EXERCISE INPUTS:
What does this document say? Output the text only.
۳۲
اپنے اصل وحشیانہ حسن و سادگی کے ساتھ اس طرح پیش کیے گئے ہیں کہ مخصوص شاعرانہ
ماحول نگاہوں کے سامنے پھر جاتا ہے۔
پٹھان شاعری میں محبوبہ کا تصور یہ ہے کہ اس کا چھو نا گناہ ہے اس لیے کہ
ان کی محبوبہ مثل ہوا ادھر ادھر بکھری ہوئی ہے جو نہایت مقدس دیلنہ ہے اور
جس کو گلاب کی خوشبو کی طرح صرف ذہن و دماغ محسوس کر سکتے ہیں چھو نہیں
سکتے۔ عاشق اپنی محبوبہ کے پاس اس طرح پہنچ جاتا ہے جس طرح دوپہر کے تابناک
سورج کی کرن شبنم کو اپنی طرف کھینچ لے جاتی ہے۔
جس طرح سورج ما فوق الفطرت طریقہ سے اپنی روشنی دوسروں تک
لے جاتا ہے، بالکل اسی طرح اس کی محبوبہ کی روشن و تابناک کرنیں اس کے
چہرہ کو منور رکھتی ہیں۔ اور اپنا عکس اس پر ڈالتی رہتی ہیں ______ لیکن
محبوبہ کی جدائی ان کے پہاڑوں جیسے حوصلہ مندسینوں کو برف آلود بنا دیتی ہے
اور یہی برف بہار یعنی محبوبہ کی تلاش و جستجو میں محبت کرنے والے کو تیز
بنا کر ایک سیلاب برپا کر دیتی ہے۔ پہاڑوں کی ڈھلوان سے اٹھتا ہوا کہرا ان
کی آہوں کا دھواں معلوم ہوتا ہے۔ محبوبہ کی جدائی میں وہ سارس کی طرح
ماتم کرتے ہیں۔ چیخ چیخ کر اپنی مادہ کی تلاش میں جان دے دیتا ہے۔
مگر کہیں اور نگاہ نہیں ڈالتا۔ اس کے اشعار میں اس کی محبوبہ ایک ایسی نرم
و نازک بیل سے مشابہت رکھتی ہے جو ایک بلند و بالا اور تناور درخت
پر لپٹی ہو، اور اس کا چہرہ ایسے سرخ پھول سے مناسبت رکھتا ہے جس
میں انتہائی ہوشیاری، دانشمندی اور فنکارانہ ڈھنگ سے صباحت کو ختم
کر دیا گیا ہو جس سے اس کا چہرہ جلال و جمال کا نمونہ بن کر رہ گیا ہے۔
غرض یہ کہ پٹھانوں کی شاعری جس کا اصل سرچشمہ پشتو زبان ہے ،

STATED EXERCISE: Give every line of the material again, exactly as it reads.

FINISHED TASK:
What does this document say? Output the text only.
۳۲
اپنے اصل وحشیانہ حسن و سادگی کے ساتھ اس طرح پیش کیے گئے ہیں کہ مخصوص شاعرانہ
ماحول نگاہوں کے سامنے پھر جاتا ہے۔
پٹھان شاعری میں محبوبہ کا تصور یہ ہے کہ اس کا چھو نا گناہ ہے اس لیے کہ
ان کی محبوبہ مثل ہوا ادھر ادھر بکھری ہوئی ہے جو نہایت مقدس دیلنہ ہے اور
جس کو گلاب کی خوشبو کی طرح صرف ذہن و دماغ محسوس کر سکتے ہیں چھو نہیں
سکتے۔ عاشق اپنی محبوبہ کے پاس اس طرح پہنچ جاتا ہے جس طرح دوپہر کے تابناک
سورج کی کرن شبنم کو اپنی طرف کھینچ لے جاتی ہے۔
جس طرح سورج ما فوق الفطرت طریقہ سے اپنی روشنی دوسروں تک
لے جاتا ہے، بالکل اسی طرح اس کی محبوبہ کی روشن و تابناک کرنیں اس کے
چہرہ کو منور رکھتی ہیں۔ اور اپنا عکس اس پر ڈالتی رہتی ہیں ______ لیکن
محبوبہ کی جدائی ان کے پہاڑوں جیسے حوصلہ مندسینوں کو برف آلود بنا دیتی ہے
اور یہی برف بہار یعنی محبوبہ کی تلاش و جستجو میں محبت کرنے والے کو تیز
بنا کر ایک سیلاب برپا کر دیتی ہے۔ پہاڑوں کی ڈھلوان سے اٹھتا ہوا کہرا ان
کی آہوں کا دھواں معلوم ہوتا ہے۔ محبوبہ کی جدائی میں وہ سارس کی طرح
ماتم کرتے ہیں۔ چیخ چیخ کر اپنی مادہ کی تلاش میں جان دے دیتا ہے۔
مگر کہیں اور نگاہ نہیں ڈالتا۔ اس کے اشعار میں اس کی محبوبہ ایک ایسی نرم
و نازک بیل سے مشابہت رکھتی ہے جو ایک بلند و بالا اور تناور درخت
پر لپٹی ہو، اور اس کا چہرہ ایسے سرخ پھول سے مناسبت رکھتا ہے جس
میں انتہائی ہوشیاری، دانشمندی اور فنکارانہ ڈھنگ سے صباحت کو ختم
کر دیا گیا ہو جس سے اس کا چہرہ جلال و جمال کا نمونہ بن کر رہ گیا ہے۔
غرض یہ کہ پٹھانوں کی شاعری جس کا اصل سرچشمہ پشتو زبان ہے ،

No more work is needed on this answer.